* BEGIN Source text *
The receipt of required regulatory approvals was conditioned upon certain terms and commitments. In connection with these regulatory approvals, certain regulatory agencies have prohibited us from recovering goodwill and merger-related expenses, required us to maintain a minimum number of employees for a set period of time to ensure that certain pipeline safety standards and the competence level of the employee workforce is not degraded, and/or required us to maintain our pre-merger level of support for various social and charitable programs. The most notable terms and commitments with potential financial impacts include:
rate credits of $18 million to be paid to customers in New Jersey and Maryland;
sharing of merger savings with customers in Georgia starting in 2020;
phasing-out the use of the Nicor name or logo by our retail energy subsidiaries in conducting non-utility business in Illinois;
reaffirming that Elizabethtown Gas will file a base rate case no later than September 1, 2016, with another base rate case no later than three years after the 2016 rate case;
requiring Elkton Gas to file a base rate case within 2 years of closing the merger; and
there is no restriction on our other utilities ability to file future rate cases.
As these terms and commitments are related to post-merger operations, our financial position and results of operations as of and for the three and six months ended June 30, 2016 did not reflect the financial impacts of these items.
* END Source text *
* BEGIN Record extracts *
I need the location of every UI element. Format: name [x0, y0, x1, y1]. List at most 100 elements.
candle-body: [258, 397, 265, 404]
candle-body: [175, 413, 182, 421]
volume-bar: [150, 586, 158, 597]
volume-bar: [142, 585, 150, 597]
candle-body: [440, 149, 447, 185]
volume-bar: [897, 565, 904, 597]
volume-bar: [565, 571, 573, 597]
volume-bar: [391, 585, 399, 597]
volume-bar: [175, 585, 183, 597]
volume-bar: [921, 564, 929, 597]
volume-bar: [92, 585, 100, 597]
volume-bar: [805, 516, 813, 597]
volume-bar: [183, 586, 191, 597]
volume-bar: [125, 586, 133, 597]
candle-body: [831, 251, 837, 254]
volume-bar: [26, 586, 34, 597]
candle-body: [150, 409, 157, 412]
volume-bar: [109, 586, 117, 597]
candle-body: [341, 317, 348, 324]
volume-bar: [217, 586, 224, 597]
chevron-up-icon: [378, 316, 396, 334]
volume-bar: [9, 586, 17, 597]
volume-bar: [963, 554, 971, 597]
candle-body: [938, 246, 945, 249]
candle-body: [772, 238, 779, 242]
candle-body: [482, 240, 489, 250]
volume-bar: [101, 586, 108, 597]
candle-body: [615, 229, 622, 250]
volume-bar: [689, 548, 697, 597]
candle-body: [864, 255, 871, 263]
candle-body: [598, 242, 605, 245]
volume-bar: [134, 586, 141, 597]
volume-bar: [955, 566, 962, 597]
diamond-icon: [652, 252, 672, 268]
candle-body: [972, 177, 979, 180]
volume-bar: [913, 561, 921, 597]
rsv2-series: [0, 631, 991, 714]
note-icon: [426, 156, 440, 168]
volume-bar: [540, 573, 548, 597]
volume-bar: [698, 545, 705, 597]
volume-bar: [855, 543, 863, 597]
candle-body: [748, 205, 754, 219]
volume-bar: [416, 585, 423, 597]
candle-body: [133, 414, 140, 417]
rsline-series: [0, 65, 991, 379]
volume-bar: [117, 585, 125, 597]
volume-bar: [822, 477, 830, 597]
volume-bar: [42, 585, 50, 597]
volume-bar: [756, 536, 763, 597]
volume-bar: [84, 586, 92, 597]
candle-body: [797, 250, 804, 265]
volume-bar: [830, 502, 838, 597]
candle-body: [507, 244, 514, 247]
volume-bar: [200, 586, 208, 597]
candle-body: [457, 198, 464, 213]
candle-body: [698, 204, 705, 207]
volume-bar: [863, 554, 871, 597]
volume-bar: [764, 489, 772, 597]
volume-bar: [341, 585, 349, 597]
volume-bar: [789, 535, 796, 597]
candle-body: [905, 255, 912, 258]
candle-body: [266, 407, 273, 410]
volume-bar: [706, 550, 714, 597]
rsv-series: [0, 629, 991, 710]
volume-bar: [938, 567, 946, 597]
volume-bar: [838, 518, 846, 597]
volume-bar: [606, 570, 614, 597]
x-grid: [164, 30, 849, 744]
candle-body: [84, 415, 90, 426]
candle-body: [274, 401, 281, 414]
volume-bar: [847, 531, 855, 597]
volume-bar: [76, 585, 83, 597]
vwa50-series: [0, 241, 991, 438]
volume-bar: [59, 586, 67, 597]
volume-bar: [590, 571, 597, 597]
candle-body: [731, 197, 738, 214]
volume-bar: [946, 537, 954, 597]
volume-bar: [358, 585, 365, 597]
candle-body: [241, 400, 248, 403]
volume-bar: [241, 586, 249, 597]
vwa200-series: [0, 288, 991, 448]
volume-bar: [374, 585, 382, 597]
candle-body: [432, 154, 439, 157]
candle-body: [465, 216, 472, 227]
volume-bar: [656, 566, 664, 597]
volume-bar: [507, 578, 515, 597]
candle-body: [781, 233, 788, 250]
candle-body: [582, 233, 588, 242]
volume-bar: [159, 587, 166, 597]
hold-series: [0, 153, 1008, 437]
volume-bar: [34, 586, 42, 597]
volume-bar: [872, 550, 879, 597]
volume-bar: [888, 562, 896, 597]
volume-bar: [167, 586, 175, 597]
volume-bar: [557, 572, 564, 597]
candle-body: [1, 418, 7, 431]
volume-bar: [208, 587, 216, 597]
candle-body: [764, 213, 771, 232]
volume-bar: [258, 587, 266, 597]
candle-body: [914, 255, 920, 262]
* END Record extracts *
Directions for this task >>
Answer from the merger-approval text:
1. What amount of rate credits is to be paid to customers in New Jersey and Maryland?
2. By what date must Elizabethtown Gas file a base rate case?
3. For what periods did the financial position and results of operations not reflect the financial impacts of these terms and commitments?

Reply to the task >>
1. $18 million.
2. No later than September 1, 2016.
3. As of and for the three and six months ended June 30, 2016.